-- Task brief --
Leave the pictures out. Return all other data exactly.

[Dataset rows about figures]
╔══

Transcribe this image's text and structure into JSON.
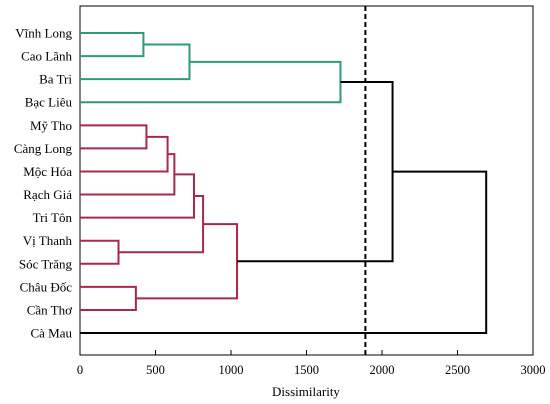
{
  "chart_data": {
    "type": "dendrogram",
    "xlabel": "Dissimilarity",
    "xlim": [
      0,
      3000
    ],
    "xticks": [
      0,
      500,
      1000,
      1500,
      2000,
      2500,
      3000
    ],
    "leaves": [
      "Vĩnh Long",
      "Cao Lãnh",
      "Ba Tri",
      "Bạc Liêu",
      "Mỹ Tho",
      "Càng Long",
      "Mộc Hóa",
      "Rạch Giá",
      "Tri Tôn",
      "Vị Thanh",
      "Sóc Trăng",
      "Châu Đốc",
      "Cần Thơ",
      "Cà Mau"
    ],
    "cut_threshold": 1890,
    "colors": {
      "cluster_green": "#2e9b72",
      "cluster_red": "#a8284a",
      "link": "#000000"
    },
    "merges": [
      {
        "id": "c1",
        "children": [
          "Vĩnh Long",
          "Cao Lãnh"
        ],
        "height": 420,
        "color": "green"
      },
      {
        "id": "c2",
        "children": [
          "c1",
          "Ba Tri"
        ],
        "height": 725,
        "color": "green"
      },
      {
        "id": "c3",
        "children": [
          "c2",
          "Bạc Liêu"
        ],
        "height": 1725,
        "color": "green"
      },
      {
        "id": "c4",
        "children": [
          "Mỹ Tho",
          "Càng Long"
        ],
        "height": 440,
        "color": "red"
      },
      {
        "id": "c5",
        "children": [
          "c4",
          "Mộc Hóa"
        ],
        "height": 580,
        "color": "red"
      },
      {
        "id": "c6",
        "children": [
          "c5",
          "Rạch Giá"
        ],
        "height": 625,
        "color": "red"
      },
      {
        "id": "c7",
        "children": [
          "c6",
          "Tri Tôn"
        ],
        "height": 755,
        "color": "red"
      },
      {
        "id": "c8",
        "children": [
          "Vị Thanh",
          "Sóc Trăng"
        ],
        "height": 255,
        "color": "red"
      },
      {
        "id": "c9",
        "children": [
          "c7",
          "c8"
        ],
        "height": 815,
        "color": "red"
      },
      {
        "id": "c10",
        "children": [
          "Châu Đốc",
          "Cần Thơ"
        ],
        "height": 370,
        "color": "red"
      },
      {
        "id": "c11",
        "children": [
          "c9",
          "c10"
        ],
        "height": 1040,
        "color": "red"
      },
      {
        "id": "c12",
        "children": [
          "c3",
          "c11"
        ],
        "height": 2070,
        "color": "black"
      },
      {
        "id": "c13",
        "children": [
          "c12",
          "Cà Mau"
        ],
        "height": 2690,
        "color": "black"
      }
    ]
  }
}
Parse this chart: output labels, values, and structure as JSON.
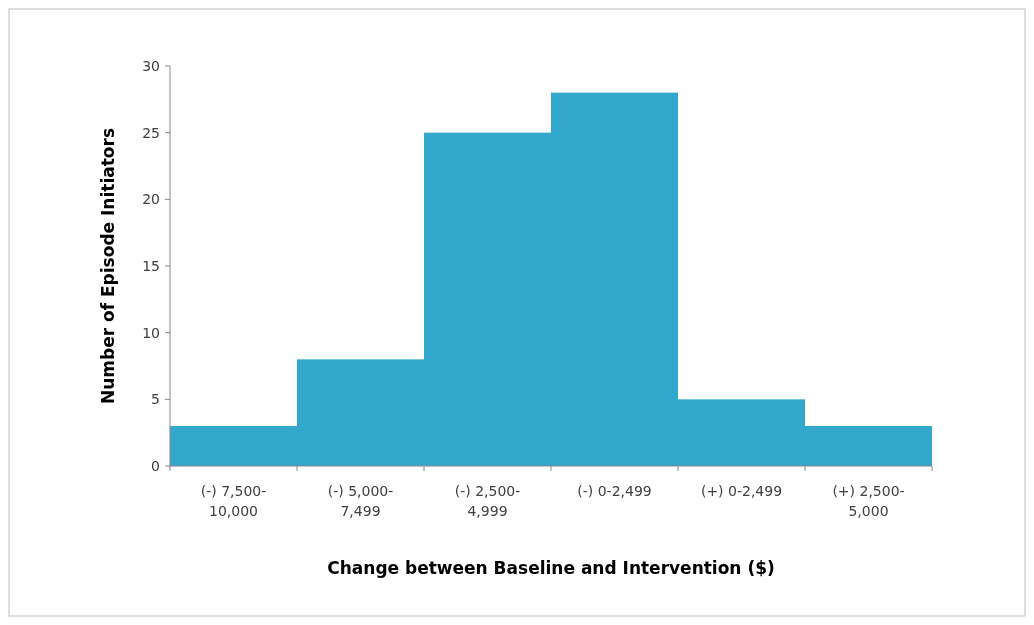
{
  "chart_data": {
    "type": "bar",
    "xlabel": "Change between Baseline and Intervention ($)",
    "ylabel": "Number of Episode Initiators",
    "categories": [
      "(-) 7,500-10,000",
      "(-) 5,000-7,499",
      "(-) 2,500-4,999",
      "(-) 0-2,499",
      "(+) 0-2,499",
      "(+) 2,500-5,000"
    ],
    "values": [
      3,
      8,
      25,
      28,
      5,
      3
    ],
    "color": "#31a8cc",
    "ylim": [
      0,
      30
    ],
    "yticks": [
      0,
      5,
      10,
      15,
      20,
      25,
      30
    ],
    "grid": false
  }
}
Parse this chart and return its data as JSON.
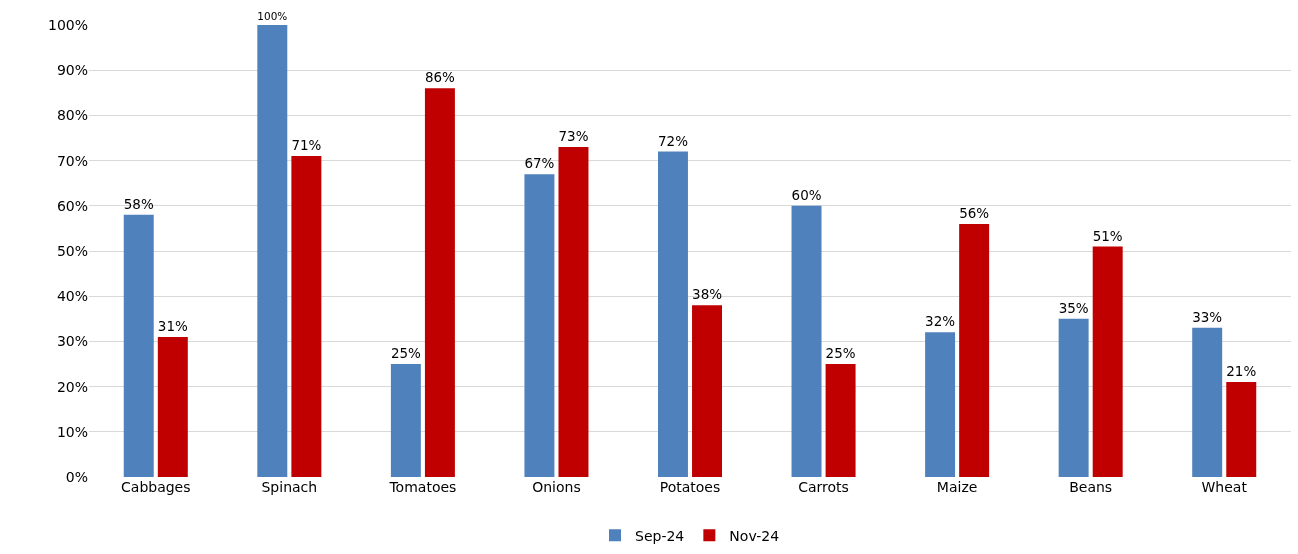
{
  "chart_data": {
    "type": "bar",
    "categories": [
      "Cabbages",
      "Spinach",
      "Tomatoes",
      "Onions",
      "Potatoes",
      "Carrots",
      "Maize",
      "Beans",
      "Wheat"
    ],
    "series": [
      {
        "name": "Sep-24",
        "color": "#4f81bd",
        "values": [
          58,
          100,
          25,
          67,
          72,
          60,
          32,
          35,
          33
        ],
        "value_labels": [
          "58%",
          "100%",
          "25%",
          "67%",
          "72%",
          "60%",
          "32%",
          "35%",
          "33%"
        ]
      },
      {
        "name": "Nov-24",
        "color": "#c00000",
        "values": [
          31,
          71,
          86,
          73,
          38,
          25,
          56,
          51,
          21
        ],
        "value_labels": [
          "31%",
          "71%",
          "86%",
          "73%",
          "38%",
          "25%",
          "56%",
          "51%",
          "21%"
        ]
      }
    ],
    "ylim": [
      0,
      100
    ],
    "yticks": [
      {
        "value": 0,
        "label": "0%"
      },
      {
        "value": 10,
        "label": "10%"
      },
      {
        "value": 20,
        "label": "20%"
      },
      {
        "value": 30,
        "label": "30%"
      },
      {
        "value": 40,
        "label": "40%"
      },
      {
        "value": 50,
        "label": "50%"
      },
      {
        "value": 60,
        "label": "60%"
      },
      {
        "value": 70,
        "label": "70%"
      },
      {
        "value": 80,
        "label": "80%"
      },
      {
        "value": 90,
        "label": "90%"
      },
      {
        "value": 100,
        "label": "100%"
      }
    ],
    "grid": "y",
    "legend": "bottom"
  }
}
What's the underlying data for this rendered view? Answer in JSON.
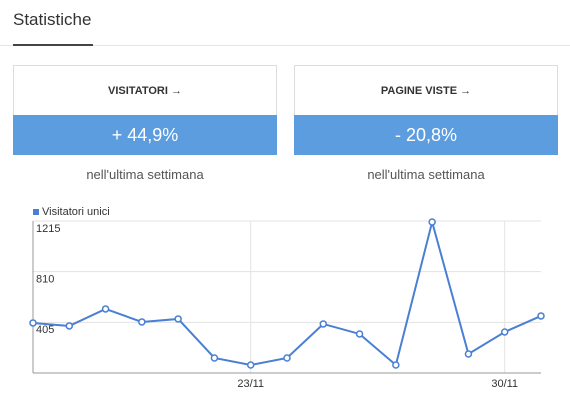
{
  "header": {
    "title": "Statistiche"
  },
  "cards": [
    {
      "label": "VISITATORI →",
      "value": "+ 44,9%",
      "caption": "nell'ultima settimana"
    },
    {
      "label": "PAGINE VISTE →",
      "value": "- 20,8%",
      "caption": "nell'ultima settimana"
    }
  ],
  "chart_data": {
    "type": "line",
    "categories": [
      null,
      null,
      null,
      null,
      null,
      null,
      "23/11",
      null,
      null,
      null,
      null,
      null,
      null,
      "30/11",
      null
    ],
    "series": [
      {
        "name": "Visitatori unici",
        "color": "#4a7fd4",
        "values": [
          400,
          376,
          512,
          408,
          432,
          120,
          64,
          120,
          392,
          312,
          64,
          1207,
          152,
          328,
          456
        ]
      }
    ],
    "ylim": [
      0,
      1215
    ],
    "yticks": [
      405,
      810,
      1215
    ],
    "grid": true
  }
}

╚══

-- Expected output --
Transcribe this image's text and structure into JSON.
{
  "chart_data": {
    "type": "dendrogram",
    "xlabel": "Dissimilarity",
    "xlim": [
      0,
      3000
    ],
    "xticks": [
      0,
      500,
      1000,
      1500,
      2000,
      2500,
      3000
    ],
    "leaves": [
      "Vĩnh Long",
      "Cao Lãnh",
      "Ba Tri",
      "Bạc Liêu",
      "Mỹ Tho",
      "Càng Long",
      "Mộc Hóa",
      "Rạch Giá",
      "Tri Tôn",
      "Vị Thanh",
      "Sóc Trăng",
      "Châu Đốc",
      "Cần Thơ",
      "Cà Mau"
    ],
    "cut_threshold": 1890,
    "colors": {
      "cluster_green": "#2e9b72",
      "cluster_red": "#a8284a",
      "link": "#000000"
    },
    "merges": [
      {
        "id": "c1",
        "children": [
          "Vĩnh Long",
          "Cao Lãnh"
        ],
        "height": 420,
        "color": "green"
      },
      {
        "id": "c2",
        "children": [
          "c1",
          "Ba Tri"
        ],
        "height": 725,
        "color": "green"
      },
      {
        "id": "c3",
        "children": [
          "c2",
          "Bạc Liêu"
        ],
        "height": 1725,
        "color": "green"
      },
      {
        "id": "c4",
        "children": [
          "Mỹ Tho",
          "Càng Long"
        ],
        "height": 440,
        "color": "red"
      },
      {
        "id": "c5",
        "children": [
          "c4",
          "Mộc Hóa"
        ],
        "height": 580,
        "color": "red"
      },
      {
        "id": "c6",
        "children": [
          "c5",
          "Rạch Giá"
        ],
        "height": 625,
        "color": "red"
      },
      {
        "id": "c7",
        "children": [
          "c6",
          "Tri Tôn"
        ],
        "height": 755,
        "color": "red"
      },
      {
        "id": "c8",
        "children": [
          "Vị Thanh",
          "Sóc Trăng"
        ],
        "height": 255,
        "color": "red"
      },
      {
        "id": "c9",
        "children": [
          "c7",
          "c8"
        ],
        "height": 815,
        "color": "red"
      },
      {
        "id": "c10",
        "children": [
          "Châu Đốc",
          "Cần Thơ"
        ],
        "height": 370,
        "color": "red"
      },
      {
        "id": "c11",
        "children": [
          "c9",
          "c10"
        ],
        "height": 1040,
        "color": "red"
      },
      {
        "id": "c12",
        "children": [
          "c3",
          "c11"
        ],
        "height": 2070,
        "color": "black"
      },
      {
        "id": "c13",
        "children": [
          "c12",
          "Cà Mau"
        ],
        "height": 2690,
        "color": "black"
      }
    ]
  }
}
Parse this chart: output labels, values, and structure as JSON.
{
  "chart_data": {
    "type": "bar",
    "xlabel": "Change between Baseline and Intervention ($)",
    "ylabel": "Number of Episode Initiators",
    "categories": [
      "(-) 7,500-10,000",
      "(-) 5,000-7,499",
      "(-) 2,500-4,999",
      "(-) 0-2,499",
      "(+) 0-2,499",
      "(+) 2,500-5,000"
    ],
    "values": [
      3,
      8,
      25,
      28,
      5,
      3
    ],
    "color": "#31a8cc",
    "ylim": [
      0,
      30
    ],
    "yticks": [
      0,
      5,
      10,
      15,
      20,
      25,
      30
    ],
    "grid": false
  }
}
Parse this chart and return its data as JSON.
{
  "chart_data": {
    "type": "bar",
    "categories": [
      "Cabbages",
      "Spinach",
      "Tomatoes",
      "Onions",
      "Potatoes",
      "Carrots",
      "Maize",
      "Beans",
      "Wheat"
    ],
    "series": [
      {
        "name": "Sep-24",
        "color": "#4f81bd",
        "values": [
          58,
          100,
          25,
          67,
          72,
          60,
          32,
          35,
          33
        ],
        "value_labels": [
          "58%",
          "100%",
          "25%",
          "67%",
          "72%",
          "60%",
          "32%",
          "35%",
          "33%"
        ]
      },
      {
        "name": "Nov-24",
        "color": "#c00000",
        "values": [
          31,
          71,
          86,
          73,
          38,
          25,
          56,
          51,
          21
        ],
        "value_labels": [
          "31%",
          "71%",
          "86%",
          "73%",
          "38%",
          "25%",
          "56%",
          "51%",
          "21%"
        ]
      }
    ],
    "ylim": [
      0,
      100
    ],
    "yticks": [
      {
        "value": 0,
        "label": "0%"
      },
      {
        "value": 10,
        "label": "10%"
      },
      {
        "value": 20,
        "label": "20%"
      },
      {
        "value": 30,
        "label": "30%"
      },
      {
        "value": 40,
        "label": "40%"
      },
      {
        "value": 50,
        "label": "50%"
      },
      {
        "value": 60,
        "label": "60%"
      },
      {
        "value": 70,
        "label": "70%"
      },
      {
        "value": 80,
        "label": "80%"
      },
      {
        "value": 90,
        "label": "90%"
      },
      {
        "value": 100,
        "label": "100%"
      }
    ],
    "grid": "y",
    "legend": "bottom"
  }
}
What's the underlying data for this rendered view? Answer in JSON.
{
  "header": {
    "title": "Statistiche"
  },
  "cards": [
    {
      "label": "VISITATORI →",
      "value": "+ 44,9%",
      "caption": "nell'ultima settimana"
    },
    {
      "label": "PAGINE VISTE →",
      "value": "- 20,8%",
      "caption": "nell'ultima settimana"
    }
  ],
  "chart_data": {
    "type": "line",
    "categories": [
      null,
      null,
      null,
      null,
      null,
      null,
      "23/11",
      null,
      null,
      null,
      null,
      null,
      null,
      "30/11",
      null
    ],
    "series": [
      {
        "name": "Visitatori unici",
        "color": "#4a7fd4",
        "values": [
          400,
          376,
          512,
          408,
          432,
          120,
          64,
          120,
          392,
          312,
          64,
          1207,
          152,
          328,
          456
        ]
      }
    ],
    "ylim": [
      0,
      1215
    ],
    "yticks": [
      405,
      810,
      1215
    ],
    "grid": true
  }
}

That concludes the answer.